*Exercise description:* Without the pictures, set down the records below word for word.

*Records supplied:*
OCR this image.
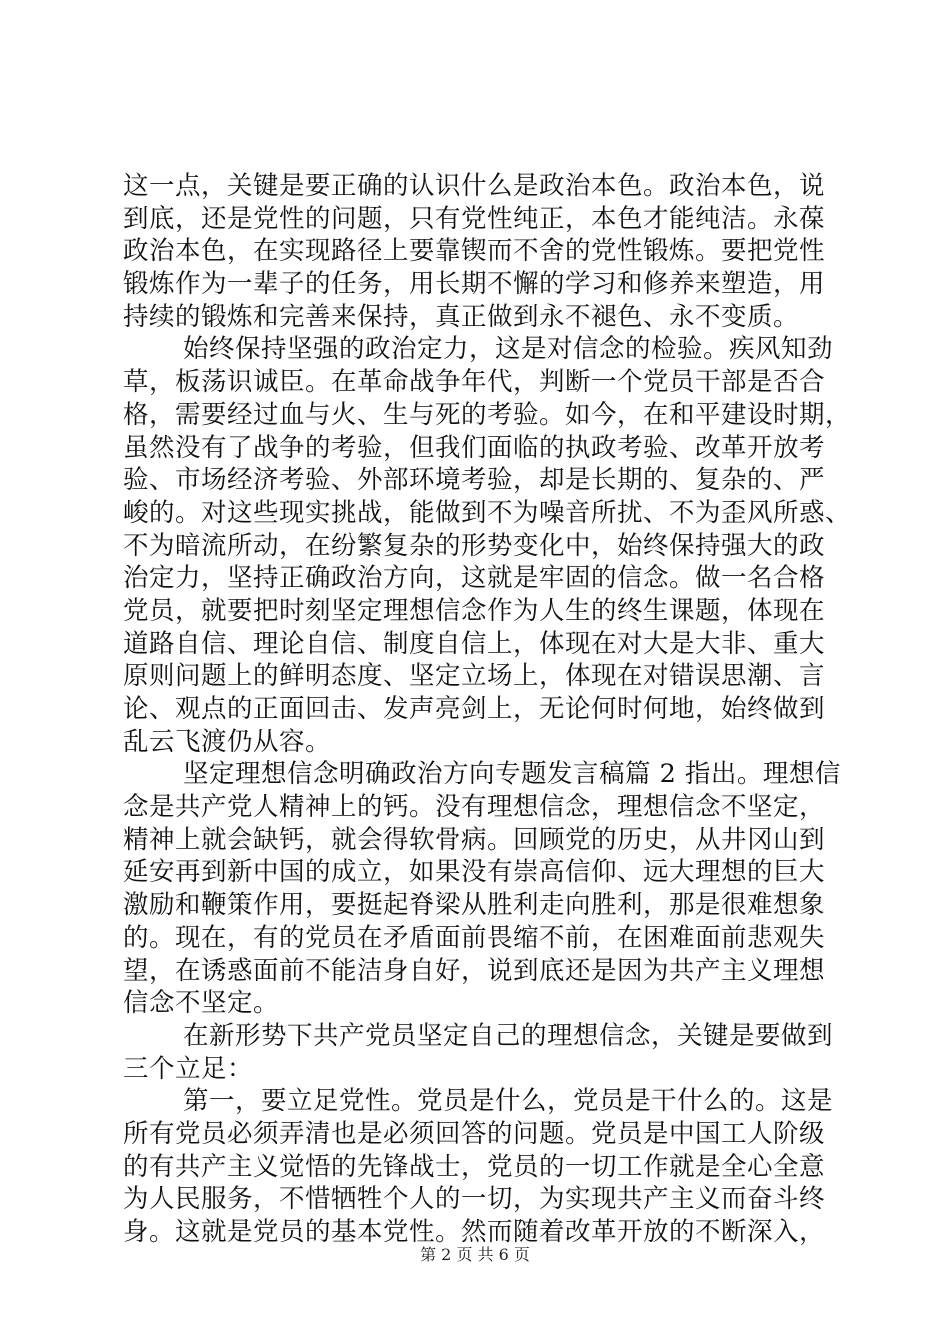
这一点，关键是要正确的认识什么是政治本色。政治本色，说
到底，还是党性的问题，只有党性纯正，本色才能纯洁。永葆
政治本色，在实现路径上要靠锲而不舍的党性锻炼。要把党性
锻炼作为一辈子的任务，用长期不懈的学习和修养来塑造，用
持续的锻炼和完善来保持，真正做到永不褪色、永不变质。
始终保持坚强的政治定力，这是对信念的检验。疾风知劲
草，板荡识诚臣。在革命战争年代，判断一个党员干部是否合
格，需要经过血与火、生与死的考验。如今，在和平建设时期，
虽然没有了战争的考验，但我们面临的执政考验、改革开放考
验、市场经济考验、外部环境考验，却是长期的、复杂的、严
峻的。对这些现实挑战，能做到不为噪音所扰、不为歪风所惑、
不为暗流所动，在纷繁复杂的形势变化中，始终保持强大的政
治定力，坚持正确政治方向，这就是牢固的信念。做一名合格
党员，就要把时刻坚定理想信念作为人生的终生课题，体现在
道路自信、理论自信、制度自信上，体现在对大是大非、重大
原则问题上的鲜明态度、坚定立场上，体现在对错误思潮、言
论、观点的正面回击、发声亮剑上，无论何时何地，始终做到
乱云飞渡仍从容。
坚定理想信念明确政治方向专题发言稿篇 2 指出。理想信
念是共产党人精神上的钙。没有理想信念，理想信念不坚定，
精神上就会缺钙，就会得软骨病。回顾党的历史，从井冈山到
延安再到新中国的成立，如果没有崇高信仰、远大理想的巨大
激励和鞭策作用，要挺起脊梁从胜利走向胜利，那是很难想象
的。现在，有的党员在矛盾面前畏缩不前，在困难面前悲观失
望，在诱惑面前不能洁身自好，说到底还是因为共产主义理想
信念不坚定。
在新形势下共产党员坚定自己的理想信念，关键是要做到
三个立足：
第一，要立足党性。党员是什么，党员是干什么的。这是
所有党员必须弄清也是必须回答的问题。党员是中国工人阶级
的有共产主义觉悟的先锋战士，党员的一切工作就是全心全意
为人民服务，不惜牺牲个人的一切，为实现共产主义而奋斗终
身。这就是党员的基本党性。然而随着改革开放的不断深入，
第 2 页 共 6 页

*Output of the task:*
OCR this image.
这一点，关键是要正确的认识什么是政治本色。政治本色，说
到底，还是党性的问题，只有党性纯正，本色才能纯洁。永葆
政治本色，在实现路径上要靠锲而不舍的党性锻炼。要把党性
锻炼作为一辈子的任务，用长期不懈的学习和修养来塑造，用
持续的锻炼和完善来保持，真正做到永不褪色、永不变质。
始终保持坚强的政治定力，这是对信念的检验。疾风知劲
草，板荡识诚臣。在革命战争年代，判断一个党员干部是否合
格，需要经过血与火、生与死的考验。如今，在和平建设时期，
虽然没有了战争的考验，但我们面临的执政考验、改革开放考
验、市场经济考验、外部环境考验，却是长期的、复杂的、严
峻的。对这些现实挑战，能做到不为噪音所扰、不为歪风所惑、
不为暗流所动，在纷繁复杂的形势变化中，始终保持强大的政
治定力，坚持正确政治方向，这就是牢固的信念。做一名合格
党员，就要把时刻坚定理想信念作为人生的终生课题，体现在
道路自信、理论自信、制度自信上，体现在对大是大非、重大
原则问题上的鲜明态度、坚定立场上，体现在对错误思潮、言
论、观点的正面回击、发声亮剑上，无论何时何地，始终做到
乱云飞渡仍从容。
坚定理想信念明确政治方向专题发言稿篇 2 指出。理想信
念是共产党人精神上的钙。没有理想信念，理想信念不坚定，
精神上就会缺钙，就会得软骨病。回顾党的历史，从井冈山到
延安再到新中国的成立，如果没有崇高信仰、远大理想的巨大
激励和鞭策作用，要挺起脊梁从胜利走向胜利，那是很难想象
的。现在，有的党员在矛盾面前畏缩不前，在困难面前悲观失
望，在诱惑面前不能洁身自好，说到底还是因为共产主义理想
信念不坚定。
在新形势下共产党员坚定自己的理想信念，关键是要做到
三个立足：
第一，要立足党性。党员是什么，党员是干什么的。这是
所有党员必须弄清也是必须回答的问题。党员是中国工人阶级
的有共产主义觉悟的先锋战士，党员的一切工作就是全心全意
为人民服务，不惜牺牲个人的一切，为实现共产主义而奋斗终
身。这就是党员的基本党性。然而随着改革开放的不断深入，
第 2 页 共 6 页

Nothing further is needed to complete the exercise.